[Input rows start]

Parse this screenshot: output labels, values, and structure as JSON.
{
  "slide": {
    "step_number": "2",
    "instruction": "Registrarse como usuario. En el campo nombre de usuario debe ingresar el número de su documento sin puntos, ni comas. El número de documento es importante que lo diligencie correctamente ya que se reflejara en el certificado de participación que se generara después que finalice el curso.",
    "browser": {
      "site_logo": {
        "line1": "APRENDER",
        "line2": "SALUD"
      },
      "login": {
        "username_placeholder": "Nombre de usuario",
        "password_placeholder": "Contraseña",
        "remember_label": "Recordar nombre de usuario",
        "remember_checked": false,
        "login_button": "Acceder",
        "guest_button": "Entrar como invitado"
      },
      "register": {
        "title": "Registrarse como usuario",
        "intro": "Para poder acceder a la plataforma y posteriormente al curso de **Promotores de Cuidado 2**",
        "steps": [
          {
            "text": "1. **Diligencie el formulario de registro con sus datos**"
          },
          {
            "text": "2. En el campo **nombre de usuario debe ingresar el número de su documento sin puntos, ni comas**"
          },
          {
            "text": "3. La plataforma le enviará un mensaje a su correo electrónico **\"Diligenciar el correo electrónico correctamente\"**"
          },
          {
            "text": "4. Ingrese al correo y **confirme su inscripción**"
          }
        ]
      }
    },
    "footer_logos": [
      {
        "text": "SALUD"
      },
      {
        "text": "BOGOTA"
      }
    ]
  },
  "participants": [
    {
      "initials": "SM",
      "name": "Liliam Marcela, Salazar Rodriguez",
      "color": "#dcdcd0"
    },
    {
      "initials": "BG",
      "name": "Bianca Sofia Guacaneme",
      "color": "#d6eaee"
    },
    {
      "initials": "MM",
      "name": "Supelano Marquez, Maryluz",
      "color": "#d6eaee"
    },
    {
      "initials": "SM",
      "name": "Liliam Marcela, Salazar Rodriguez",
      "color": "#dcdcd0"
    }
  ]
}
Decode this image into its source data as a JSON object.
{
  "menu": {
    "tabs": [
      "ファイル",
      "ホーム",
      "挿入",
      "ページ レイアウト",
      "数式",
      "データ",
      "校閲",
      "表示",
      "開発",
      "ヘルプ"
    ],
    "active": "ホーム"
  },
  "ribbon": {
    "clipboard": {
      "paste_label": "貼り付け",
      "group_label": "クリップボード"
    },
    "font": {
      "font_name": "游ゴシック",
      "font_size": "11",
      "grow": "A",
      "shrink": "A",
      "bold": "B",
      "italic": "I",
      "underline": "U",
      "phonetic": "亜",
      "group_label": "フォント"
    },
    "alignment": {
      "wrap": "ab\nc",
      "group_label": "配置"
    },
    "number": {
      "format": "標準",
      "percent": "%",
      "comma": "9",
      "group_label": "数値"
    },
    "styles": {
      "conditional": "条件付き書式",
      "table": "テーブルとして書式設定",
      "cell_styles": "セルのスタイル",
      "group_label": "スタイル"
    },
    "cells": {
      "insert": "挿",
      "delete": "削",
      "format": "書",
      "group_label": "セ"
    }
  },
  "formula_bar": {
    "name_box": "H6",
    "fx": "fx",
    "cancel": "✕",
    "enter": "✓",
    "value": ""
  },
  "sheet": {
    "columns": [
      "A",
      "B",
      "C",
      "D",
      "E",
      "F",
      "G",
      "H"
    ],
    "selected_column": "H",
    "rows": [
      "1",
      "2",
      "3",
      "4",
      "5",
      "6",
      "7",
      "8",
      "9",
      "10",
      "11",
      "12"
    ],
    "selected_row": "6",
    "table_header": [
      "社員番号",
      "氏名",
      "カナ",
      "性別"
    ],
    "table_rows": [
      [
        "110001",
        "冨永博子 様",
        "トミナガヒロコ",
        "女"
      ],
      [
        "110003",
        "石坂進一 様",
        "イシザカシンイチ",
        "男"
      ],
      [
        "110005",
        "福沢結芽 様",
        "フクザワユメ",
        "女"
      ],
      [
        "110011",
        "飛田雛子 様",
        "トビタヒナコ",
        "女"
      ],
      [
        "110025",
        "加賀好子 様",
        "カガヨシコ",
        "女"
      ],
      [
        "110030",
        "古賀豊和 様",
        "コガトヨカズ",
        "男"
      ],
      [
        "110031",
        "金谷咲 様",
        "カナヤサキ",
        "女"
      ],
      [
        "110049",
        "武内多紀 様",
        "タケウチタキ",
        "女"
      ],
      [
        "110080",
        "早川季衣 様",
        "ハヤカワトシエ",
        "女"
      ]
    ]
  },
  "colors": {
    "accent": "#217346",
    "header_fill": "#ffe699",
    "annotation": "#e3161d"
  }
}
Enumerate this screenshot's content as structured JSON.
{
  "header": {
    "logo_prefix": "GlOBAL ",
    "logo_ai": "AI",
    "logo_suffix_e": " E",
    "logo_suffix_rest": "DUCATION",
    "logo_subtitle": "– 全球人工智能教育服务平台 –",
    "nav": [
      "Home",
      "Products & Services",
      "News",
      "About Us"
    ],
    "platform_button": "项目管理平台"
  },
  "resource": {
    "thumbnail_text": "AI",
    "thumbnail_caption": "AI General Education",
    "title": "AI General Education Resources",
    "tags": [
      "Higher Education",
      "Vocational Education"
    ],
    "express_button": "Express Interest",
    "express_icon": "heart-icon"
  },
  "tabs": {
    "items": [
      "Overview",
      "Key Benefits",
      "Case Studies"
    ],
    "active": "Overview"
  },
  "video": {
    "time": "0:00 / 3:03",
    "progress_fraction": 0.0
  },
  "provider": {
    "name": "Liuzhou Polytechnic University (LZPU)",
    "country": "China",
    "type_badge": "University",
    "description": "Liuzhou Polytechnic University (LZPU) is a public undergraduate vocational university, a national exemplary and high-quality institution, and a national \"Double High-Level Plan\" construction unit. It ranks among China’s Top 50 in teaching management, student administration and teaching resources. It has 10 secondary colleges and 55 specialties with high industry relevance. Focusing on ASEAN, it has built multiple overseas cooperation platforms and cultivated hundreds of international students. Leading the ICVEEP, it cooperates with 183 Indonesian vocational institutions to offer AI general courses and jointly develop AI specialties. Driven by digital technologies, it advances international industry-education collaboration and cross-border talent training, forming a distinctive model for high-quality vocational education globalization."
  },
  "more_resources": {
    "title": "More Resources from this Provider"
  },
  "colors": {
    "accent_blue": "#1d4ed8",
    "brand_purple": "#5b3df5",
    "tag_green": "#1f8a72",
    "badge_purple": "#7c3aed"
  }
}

[Input rows end]

* [Prompt] From the entries above, collect every line with the string "documento" in it.

* [Task answer]
    "instruction": "Registrarse como usuario. En el campo nombre de usuario debe ingresar el número de su documento sin puntos, ni comas. El número de documento es importante que lo diligencie correctamente ya que se reflejara en el certificado de participación que se generara después que finalice el curso.",
            "text": "2. En el campo **nombre de usuario debe ingresar el número de su documento sin puntos, ni comas**"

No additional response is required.